* _Problem_: Tally the lines containing the word "храму" and give the total alone.

* * *

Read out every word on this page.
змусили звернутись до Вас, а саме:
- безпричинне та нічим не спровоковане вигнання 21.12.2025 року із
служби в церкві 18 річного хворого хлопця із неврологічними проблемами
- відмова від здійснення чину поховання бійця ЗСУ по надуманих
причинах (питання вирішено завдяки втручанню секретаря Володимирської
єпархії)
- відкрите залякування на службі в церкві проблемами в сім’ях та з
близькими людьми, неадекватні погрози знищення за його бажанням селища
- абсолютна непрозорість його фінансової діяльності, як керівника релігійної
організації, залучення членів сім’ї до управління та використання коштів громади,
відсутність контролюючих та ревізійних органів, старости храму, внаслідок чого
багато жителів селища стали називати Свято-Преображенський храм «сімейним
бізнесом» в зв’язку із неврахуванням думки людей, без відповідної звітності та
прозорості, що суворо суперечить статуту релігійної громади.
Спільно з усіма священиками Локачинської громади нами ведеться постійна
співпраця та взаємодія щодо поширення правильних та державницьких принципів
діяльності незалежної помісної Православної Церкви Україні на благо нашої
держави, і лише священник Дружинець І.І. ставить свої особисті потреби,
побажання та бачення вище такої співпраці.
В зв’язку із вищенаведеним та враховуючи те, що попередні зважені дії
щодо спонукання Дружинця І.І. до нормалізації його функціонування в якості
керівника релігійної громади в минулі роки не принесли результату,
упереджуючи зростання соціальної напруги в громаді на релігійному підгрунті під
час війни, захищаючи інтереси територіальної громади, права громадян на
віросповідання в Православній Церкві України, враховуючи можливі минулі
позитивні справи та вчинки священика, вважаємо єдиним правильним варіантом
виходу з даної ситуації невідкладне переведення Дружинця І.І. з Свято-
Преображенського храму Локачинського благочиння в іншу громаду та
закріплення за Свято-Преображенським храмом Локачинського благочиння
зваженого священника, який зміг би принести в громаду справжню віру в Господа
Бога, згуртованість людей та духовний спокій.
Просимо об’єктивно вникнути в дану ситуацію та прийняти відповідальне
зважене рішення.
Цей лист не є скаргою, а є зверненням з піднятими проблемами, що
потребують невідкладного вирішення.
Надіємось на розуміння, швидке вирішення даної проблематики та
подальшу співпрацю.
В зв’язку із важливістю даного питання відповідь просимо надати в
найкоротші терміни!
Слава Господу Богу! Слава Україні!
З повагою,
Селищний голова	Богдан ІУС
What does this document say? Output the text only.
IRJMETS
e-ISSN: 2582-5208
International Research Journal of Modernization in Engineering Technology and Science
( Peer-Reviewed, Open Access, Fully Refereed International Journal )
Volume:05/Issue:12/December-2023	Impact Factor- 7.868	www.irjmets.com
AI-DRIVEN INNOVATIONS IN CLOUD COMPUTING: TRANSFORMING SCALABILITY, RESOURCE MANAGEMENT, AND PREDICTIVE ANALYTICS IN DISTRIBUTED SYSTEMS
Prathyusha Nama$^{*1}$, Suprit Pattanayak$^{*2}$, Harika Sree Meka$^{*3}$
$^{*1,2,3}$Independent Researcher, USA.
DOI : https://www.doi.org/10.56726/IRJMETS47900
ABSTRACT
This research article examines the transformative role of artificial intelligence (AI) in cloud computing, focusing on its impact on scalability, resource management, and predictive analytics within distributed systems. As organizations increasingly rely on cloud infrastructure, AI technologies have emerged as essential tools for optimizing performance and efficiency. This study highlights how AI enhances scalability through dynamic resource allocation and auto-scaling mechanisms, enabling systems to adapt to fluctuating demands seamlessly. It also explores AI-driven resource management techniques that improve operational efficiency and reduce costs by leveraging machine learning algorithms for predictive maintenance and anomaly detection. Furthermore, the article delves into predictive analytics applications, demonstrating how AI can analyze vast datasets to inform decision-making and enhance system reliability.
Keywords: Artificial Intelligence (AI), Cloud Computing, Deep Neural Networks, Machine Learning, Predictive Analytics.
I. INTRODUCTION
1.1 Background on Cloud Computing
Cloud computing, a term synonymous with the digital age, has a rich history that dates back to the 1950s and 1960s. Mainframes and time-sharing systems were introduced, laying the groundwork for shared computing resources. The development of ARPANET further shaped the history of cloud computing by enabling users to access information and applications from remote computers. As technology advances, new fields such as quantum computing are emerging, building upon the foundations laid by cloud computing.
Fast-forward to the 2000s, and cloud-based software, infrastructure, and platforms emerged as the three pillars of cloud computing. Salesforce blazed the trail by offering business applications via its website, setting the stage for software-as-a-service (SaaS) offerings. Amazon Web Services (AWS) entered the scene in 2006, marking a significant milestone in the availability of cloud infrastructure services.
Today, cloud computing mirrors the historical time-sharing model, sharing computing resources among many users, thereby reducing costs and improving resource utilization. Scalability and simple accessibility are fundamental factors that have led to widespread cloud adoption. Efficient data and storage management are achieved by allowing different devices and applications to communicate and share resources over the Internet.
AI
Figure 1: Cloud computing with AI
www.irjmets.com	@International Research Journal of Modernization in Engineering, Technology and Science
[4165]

* * *

* _Result below_: 2